## Written exercise
Reproduce every row below verbatim, keeping each one unchanged and in its original order.

## Stored entries
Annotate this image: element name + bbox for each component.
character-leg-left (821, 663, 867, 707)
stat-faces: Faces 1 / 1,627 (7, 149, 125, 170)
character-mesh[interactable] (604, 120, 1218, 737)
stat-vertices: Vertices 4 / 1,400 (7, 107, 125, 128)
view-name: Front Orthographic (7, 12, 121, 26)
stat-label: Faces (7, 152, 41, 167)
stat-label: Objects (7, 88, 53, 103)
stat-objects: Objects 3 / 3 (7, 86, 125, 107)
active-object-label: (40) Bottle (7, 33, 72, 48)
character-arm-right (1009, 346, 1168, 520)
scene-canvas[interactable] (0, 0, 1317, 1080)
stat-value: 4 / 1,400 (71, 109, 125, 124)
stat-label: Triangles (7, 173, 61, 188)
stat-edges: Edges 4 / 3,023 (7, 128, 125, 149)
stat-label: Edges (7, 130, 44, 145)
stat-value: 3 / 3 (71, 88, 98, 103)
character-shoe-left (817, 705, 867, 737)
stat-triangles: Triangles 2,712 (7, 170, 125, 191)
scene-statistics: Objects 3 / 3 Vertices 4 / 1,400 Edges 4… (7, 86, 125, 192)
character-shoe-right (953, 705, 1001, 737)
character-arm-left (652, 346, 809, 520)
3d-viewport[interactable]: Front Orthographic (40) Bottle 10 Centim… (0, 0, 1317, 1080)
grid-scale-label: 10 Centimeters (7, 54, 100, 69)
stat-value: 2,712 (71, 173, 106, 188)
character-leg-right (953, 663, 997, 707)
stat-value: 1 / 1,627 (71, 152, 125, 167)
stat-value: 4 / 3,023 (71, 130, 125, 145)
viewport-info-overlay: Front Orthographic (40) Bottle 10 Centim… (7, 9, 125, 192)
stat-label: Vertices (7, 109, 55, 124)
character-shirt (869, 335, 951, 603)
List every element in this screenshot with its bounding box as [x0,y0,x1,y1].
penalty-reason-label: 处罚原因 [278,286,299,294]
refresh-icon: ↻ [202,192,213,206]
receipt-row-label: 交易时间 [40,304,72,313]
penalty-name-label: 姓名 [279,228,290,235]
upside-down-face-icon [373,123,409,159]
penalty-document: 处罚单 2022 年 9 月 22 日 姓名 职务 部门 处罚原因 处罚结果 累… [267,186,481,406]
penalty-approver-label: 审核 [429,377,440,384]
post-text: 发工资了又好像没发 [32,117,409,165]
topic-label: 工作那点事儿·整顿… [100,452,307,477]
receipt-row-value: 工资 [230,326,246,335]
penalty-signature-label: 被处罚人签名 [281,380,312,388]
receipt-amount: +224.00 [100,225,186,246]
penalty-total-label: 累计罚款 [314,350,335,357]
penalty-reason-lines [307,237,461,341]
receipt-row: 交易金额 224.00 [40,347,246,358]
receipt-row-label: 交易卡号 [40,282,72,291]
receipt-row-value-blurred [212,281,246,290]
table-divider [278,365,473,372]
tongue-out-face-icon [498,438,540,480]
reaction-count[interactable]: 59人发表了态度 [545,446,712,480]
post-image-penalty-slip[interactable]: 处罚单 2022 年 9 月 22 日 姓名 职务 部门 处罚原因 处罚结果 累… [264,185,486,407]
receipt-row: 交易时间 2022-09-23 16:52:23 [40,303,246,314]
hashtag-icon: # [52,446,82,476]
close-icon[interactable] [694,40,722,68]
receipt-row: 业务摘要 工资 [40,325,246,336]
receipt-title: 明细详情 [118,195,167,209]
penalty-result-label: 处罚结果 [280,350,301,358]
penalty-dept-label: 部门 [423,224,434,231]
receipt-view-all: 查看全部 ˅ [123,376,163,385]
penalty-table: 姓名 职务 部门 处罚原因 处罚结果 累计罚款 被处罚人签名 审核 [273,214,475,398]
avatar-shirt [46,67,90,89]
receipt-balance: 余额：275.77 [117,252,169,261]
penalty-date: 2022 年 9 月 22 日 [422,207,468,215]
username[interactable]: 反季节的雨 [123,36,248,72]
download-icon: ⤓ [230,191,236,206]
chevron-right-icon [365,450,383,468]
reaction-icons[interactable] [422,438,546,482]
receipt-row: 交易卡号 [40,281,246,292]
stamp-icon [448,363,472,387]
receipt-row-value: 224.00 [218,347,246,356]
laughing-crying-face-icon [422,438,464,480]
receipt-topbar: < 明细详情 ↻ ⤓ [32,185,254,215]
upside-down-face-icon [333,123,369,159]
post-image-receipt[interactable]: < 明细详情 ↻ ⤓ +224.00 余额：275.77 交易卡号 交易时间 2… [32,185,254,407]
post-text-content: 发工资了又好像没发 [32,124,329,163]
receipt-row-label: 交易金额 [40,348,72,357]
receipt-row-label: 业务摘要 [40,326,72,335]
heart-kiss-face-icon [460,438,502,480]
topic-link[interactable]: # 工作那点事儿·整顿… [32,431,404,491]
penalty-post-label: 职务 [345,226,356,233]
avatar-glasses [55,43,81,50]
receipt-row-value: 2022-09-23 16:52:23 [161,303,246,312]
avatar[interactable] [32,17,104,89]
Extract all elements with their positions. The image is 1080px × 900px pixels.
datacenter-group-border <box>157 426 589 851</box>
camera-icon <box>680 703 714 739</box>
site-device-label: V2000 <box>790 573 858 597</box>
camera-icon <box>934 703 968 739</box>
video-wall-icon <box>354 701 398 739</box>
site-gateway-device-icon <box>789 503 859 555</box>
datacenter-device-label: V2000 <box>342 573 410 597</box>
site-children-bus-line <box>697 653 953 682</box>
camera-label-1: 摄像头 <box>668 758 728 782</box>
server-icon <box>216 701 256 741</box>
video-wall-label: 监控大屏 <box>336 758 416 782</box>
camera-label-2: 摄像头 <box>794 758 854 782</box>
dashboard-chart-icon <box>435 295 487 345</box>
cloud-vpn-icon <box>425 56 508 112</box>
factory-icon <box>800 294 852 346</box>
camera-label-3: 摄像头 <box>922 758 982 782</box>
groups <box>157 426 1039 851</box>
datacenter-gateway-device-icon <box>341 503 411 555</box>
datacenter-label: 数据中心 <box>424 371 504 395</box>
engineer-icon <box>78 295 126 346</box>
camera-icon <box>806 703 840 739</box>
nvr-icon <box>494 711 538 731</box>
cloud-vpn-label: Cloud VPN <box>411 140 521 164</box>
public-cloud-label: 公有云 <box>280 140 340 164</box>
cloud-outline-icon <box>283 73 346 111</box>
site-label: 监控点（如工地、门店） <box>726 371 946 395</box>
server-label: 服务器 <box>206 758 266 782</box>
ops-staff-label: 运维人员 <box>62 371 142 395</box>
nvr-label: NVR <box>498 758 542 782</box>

## Solution to this task
Annotate this image: element name + bbox for each component.
character-leg-left (821, 663, 867, 707)
stat-faces: Faces 1 / 1,627 (7, 149, 125, 170)
character-mesh[interactable] (604, 120, 1218, 737)
stat-vertices: Vertices 4 / 1,400 (7, 107, 125, 128)
view-name: Front Orthographic (7, 12, 121, 26)
stat-label: Faces (7, 152, 41, 167)
stat-label: Objects (7, 88, 53, 103)
stat-objects: Objects 3 / 3 (7, 86, 125, 107)
active-object-label: (40) Bottle (7, 33, 72, 48)
character-arm-right (1009, 346, 1168, 520)
scene-canvas[interactable] (0, 0, 1317, 1080)
stat-value: 4 / 1,400 (71, 109, 125, 124)
stat-label: Triangles (7, 173, 61, 188)
stat-edges: Edges 4 / 3,023 (7, 128, 125, 149)
stat-label: Edges (7, 130, 44, 145)
stat-value: 3 / 3 (71, 88, 98, 103)
character-shoe-left (817, 705, 867, 737)
stat-triangles: Triangles 2,712 (7, 170, 125, 191)
scene-statistics: Objects 3 / 3 Vertices 4 / 1,400 Edges 4… (7, 86, 125, 192)
character-shoe-right (953, 705, 1001, 737)
character-arm-left (652, 346, 809, 520)
3d-viewport[interactable]: Front Orthographic (40) Bottle 10 Centim… (0, 0, 1317, 1080)
grid-scale-label: 10 Centimeters (7, 54, 100, 69)
stat-value: 2,712 (71, 173, 106, 188)
character-leg-right (953, 663, 997, 707)
stat-value: 1 / 1,627 (71, 152, 125, 167)
stat-value: 4 / 3,023 (71, 130, 125, 145)
viewport-info-overlay: Front Orthographic (40) Bottle 10 Centim… (7, 9, 125, 192)
stat-label: Vertices (7, 109, 55, 124)
character-shirt (869, 335, 951, 603)
List every element in this screenshot with its bounding box as [x0,y0,x1,y1].
penalty-reason-label: 处罚原因 [278,286,299,294]
refresh-icon: ↻ [202,192,213,206]
receipt-row-label: 交易时间 [40,304,72,313]
penalty-name-label: 姓名 [279,228,290,235]
upside-down-face-icon [373,123,409,159]
penalty-document: 处罚单 2022 年 9 月 22 日 姓名 职务 部门 处罚原因 处罚结果 累… [267,186,481,406]
penalty-approver-label: 审核 [429,377,440,384]
post-text: 发工资了又好像没发 [32,117,409,165]
topic-label: 工作那点事儿·整顿… [100,452,307,477]
receipt-row-value: 工资 [230,326,246,335]
penalty-signature-label: 被处罚人签名 [281,380,312,388]
receipt-amount: +224.00 [100,225,186,246]
penalty-total-label: 累计罚款 [314,350,335,357]
penalty-reason-lines [307,237,461,341]
receipt-row: 交易金额 224.00 [40,347,246,358]
receipt-row-label: 交易卡号 [40,282,72,291]
receipt-row-value-blurred [212,281,246,290]
table-divider [278,365,473,372]
tongue-out-face-icon [498,438,540,480]
reaction-count[interactable]: 59人发表了态度 [545,446,712,480]
post-image-penalty-slip[interactable]: 处罚单 2022 年 9 月 22 日 姓名 职务 部门 处罚原因 处罚结果 累… [264,185,486,407]
receipt-row: 交易时间 2022-09-23 16:52:23 [40,303,246,314]
hashtag-icon: # [52,446,82,476]
close-icon[interactable] [694,40,722,68]
receipt-row: 业务摘要 工资 [40,325,246,336]
receipt-title: 明细详情 [118,195,167,209]
penalty-result-label: 处罚结果 [280,350,301,358]
penalty-dept-label: 部门 [423,224,434,231]
receipt-view-all: 查看全部 ˅ [123,376,163,385]
penalty-table: 姓名 职务 部门 处罚原因 处罚结果 累计罚款 被处罚人签名 审核 [273,214,475,398]
avatar-shirt [46,67,90,89]
receipt-balance: 余额：275.77 [117,252,169,261]
penalty-date: 2022 年 9 月 22 日 [422,207,468,215]
username[interactable]: 反季节的雨 [123,36,248,72]
download-icon: ⤓ [230,191,236,206]
chevron-right-icon [365,450,383,468]
reaction-icons[interactable] [422,438,546,482]
receipt-row: 交易卡号 [40,281,246,292]
stamp-icon [448,363,472,387]
receipt-row-value: 224.00 [218,347,246,356]
laughing-crying-face-icon [422,438,464,480]
receipt-topbar: < 明细详情 ↻ ⤓ [32,185,254,215]
upside-down-face-icon [333,123,369,159]
post-image-receipt[interactable]: < 明细详情 ↻ ⤓ +224.00 余额：275.77 交易卡号 交易时间 2… [32,185,254,407]
post-text-content: 发工资了又好像没发 [32,124,329,163]
receipt-row-label: 交易金额 [40,348,72,357]
receipt-row-label: 业务摘要 [40,326,72,335]
heart-kiss-face-icon [460,438,502,480]
topic-link[interactable]: # 工作那点事儿·整顿… [32,431,404,491]
penalty-post-label: 职务 [345,226,356,233]
avatar-glasses [55,43,81,50]
receipt-row-value: 2022-09-23 16:52:23 [161,303,246,312]
avatar[interactable] [32,17,104,89]
Extract all elements with their positions. The image is 1080px × 900px pixels.
datacenter-group-border <box>157 426 589 851</box>
camera-icon <box>680 703 714 739</box>
site-device-label: V2000 <box>790 573 858 597</box>
camera-icon <box>934 703 968 739</box>
video-wall-icon <box>354 701 398 739</box>
site-gateway-device-icon <box>789 503 859 555</box>
datacenter-device-label: V2000 <box>342 573 410 597</box>
site-children-bus-line <box>697 653 953 682</box>
camera-label-1: 摄像头 <box>668 758 728 782</box>
server-icon <box>216 701 256 741</box>
video-wall-label: 监控大屏 <box>336 758 416 782</box>
camera-label-2: 摄像头 <box>794 758 854 782</box>
dashboard-chart-icon <box>435 295 487 345</box>
cloud-vpn-icon <box>425 56 508 112</box>
factory-icon <box>800 294 852 346</box>
camera-label-3: 摄像头 <box>922 758 982 782</box>
groups <box>157 426 1039 851</box>
datacenter-gateway-device-icon <box>341 503 411 555</box>
datacenter-label: 数据中心 <box>424 371 504 395</box>
engineer-icon <box>78 295 126 346</box>
camera-icon <box>806 703 840 739</box>
nvr-icon <box>494 711 538 731</box>
cloud-vpn-label: Cloud VPN <box>411 140 521 164</box>
public-cloud-label: 公有云 <box>280 140 340 164</box>
cloud-outline-icon <box>283 73 346 111</box>
site-label: 监控点（如工地、门店） <box>726 371 946 395</box>
server-label: 服务器 <box>206 758 266 782</box>
ops-staff-label: 运维人员 <box>62 371 142 395</box>
nvr-label: NVR <box>498 758 542 782</box>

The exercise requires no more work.